**WHAT YOU SHOULD DO**
Show every line in the entries below where the word "title" appears.

------ MATERIAL TO PROCESS

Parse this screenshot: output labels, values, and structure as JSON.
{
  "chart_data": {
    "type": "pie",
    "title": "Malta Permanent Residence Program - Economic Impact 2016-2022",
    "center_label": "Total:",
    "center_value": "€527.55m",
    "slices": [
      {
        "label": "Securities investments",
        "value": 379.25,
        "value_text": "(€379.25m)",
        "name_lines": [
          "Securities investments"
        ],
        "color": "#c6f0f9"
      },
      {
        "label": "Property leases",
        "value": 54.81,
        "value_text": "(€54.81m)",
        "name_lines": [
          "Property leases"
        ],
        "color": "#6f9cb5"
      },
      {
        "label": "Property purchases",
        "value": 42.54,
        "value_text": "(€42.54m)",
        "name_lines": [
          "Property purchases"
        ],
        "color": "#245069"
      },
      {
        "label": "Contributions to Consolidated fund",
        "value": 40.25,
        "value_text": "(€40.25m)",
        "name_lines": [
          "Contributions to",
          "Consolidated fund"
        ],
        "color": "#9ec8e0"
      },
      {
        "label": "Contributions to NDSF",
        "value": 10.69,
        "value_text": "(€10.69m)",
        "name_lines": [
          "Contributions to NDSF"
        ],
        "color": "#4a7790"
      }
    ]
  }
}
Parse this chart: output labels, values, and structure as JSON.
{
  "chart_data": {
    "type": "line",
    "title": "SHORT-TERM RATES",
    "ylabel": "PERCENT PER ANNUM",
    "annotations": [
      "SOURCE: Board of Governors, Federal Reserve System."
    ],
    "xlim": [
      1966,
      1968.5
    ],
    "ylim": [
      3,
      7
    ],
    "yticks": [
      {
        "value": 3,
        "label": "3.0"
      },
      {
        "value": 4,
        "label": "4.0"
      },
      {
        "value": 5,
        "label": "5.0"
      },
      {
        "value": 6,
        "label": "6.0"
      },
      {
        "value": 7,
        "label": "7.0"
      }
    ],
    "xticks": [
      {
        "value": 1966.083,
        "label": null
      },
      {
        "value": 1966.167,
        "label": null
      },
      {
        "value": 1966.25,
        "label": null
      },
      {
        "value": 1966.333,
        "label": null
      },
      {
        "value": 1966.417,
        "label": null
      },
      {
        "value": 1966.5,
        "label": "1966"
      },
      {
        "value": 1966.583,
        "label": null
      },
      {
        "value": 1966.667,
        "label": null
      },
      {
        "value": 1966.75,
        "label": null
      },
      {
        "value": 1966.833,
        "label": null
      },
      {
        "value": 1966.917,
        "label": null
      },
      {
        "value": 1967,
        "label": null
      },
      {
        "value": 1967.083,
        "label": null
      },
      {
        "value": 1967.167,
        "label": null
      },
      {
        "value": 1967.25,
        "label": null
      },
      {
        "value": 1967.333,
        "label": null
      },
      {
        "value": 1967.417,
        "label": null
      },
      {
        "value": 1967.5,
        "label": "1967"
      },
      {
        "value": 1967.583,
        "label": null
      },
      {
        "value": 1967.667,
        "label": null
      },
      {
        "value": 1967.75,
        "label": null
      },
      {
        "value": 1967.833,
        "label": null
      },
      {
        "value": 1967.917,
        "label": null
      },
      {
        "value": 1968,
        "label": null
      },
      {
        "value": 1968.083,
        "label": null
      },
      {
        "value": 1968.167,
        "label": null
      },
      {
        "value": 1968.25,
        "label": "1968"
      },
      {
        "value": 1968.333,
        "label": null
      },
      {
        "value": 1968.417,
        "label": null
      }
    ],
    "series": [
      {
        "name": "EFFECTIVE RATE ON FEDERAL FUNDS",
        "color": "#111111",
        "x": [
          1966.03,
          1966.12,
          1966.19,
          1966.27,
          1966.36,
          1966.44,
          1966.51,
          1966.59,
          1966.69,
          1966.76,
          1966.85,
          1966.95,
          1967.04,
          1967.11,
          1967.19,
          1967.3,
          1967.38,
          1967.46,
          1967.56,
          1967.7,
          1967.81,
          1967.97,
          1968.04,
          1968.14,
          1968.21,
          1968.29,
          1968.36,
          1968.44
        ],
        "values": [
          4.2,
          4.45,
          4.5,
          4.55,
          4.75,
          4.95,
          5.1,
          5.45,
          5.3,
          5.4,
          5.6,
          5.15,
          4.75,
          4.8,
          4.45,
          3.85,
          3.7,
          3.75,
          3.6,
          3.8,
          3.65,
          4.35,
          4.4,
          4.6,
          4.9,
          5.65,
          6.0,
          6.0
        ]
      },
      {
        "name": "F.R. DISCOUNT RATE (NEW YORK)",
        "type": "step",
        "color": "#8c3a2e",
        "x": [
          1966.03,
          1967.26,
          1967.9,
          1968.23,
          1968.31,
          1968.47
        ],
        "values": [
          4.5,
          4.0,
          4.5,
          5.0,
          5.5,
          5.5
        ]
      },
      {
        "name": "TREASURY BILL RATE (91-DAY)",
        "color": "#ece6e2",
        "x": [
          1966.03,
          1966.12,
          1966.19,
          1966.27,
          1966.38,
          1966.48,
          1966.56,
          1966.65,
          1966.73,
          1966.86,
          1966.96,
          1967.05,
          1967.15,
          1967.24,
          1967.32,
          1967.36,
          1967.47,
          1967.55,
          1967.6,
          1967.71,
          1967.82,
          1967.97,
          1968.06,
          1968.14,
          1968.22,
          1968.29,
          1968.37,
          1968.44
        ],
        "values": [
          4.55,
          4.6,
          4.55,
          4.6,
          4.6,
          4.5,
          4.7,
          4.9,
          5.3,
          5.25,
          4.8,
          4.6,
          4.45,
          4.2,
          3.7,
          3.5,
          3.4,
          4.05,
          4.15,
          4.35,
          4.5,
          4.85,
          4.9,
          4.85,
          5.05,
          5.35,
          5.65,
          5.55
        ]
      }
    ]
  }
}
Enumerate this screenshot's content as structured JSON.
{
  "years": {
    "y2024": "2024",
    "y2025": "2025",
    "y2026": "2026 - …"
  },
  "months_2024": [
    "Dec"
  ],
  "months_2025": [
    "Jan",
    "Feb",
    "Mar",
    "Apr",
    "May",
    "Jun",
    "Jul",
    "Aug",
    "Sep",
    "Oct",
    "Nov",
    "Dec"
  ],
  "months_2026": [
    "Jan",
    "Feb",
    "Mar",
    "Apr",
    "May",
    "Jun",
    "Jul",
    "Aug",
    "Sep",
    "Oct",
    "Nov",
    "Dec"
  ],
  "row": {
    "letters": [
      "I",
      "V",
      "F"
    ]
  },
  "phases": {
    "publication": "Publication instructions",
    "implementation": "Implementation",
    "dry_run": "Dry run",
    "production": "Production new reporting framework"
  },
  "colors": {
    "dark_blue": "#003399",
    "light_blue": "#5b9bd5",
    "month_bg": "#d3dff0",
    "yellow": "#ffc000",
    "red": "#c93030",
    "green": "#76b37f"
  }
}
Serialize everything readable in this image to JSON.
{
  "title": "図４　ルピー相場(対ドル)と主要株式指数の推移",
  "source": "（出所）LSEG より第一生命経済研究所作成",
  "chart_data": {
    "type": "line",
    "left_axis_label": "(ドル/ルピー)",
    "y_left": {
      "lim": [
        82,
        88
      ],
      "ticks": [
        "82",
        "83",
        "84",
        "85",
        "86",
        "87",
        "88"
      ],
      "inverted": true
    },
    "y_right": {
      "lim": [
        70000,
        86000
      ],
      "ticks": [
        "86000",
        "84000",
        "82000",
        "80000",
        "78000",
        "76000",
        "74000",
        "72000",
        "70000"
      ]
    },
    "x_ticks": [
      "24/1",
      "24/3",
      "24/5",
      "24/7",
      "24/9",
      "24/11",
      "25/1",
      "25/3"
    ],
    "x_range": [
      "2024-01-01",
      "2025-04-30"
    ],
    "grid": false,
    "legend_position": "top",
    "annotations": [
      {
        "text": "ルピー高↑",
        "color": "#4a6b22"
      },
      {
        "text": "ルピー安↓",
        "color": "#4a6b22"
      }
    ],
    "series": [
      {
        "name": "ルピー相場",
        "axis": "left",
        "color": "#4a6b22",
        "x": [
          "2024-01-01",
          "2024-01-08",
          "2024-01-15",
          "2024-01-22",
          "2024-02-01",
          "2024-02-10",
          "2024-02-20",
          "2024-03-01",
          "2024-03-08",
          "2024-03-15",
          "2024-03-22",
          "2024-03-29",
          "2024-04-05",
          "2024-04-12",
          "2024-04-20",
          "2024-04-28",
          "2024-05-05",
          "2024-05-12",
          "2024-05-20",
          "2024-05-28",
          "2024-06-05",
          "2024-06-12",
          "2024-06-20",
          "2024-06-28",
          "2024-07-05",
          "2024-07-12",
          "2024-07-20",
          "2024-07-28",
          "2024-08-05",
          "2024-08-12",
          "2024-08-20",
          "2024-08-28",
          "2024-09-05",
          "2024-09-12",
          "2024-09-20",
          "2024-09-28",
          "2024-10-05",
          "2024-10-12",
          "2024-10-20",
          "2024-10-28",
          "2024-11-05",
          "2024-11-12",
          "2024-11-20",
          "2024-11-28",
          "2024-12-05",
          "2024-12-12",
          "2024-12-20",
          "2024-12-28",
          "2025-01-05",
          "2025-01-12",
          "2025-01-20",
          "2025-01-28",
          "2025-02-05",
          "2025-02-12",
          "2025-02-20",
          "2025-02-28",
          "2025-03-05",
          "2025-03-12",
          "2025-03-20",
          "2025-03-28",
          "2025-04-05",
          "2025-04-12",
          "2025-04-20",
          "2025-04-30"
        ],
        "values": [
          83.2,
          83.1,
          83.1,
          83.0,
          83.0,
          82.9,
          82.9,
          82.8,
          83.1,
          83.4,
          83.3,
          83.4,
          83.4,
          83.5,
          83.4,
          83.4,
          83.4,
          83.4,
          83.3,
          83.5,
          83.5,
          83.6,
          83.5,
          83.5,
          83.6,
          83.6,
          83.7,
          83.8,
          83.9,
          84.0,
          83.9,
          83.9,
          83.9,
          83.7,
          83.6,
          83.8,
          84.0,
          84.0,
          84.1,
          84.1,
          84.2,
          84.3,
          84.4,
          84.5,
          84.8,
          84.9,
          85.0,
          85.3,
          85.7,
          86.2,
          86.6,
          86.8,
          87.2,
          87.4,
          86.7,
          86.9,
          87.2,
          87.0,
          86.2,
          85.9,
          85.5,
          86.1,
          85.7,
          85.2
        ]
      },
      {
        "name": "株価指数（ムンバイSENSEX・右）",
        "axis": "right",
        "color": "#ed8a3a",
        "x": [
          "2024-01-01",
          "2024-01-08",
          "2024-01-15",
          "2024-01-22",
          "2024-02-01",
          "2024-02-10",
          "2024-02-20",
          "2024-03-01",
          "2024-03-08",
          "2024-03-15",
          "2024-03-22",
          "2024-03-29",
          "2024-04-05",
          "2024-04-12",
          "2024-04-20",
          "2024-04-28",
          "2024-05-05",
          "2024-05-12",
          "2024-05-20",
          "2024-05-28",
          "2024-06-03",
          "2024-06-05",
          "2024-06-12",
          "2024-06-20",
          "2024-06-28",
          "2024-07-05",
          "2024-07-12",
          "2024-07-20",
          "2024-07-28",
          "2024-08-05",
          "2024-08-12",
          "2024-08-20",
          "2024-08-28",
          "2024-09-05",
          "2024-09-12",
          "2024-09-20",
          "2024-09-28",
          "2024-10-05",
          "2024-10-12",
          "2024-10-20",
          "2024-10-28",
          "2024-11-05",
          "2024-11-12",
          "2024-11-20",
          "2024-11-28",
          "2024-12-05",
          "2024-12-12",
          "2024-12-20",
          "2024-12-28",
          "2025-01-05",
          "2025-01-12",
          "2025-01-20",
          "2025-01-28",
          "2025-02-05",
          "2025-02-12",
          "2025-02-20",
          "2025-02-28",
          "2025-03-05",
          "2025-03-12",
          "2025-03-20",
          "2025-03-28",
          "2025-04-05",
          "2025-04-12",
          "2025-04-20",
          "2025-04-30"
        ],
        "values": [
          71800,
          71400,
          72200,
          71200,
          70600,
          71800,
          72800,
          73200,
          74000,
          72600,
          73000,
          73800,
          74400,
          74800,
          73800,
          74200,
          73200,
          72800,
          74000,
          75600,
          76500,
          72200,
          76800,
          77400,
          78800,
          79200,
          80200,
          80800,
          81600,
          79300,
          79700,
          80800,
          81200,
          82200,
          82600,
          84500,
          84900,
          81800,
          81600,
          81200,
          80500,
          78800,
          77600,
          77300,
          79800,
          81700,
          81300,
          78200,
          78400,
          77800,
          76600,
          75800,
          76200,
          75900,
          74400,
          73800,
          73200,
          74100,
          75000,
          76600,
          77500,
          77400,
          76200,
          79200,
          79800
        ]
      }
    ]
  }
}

------------

**RESPONSE TO THE TASK**
    "title": "Malta Permanent Residence Program - Economic Impact 2016-2022",
    "title": "SHORT-TERM RATES",
  "title": "図４　ルピー相場(対ドル)と主要株式指数の推移",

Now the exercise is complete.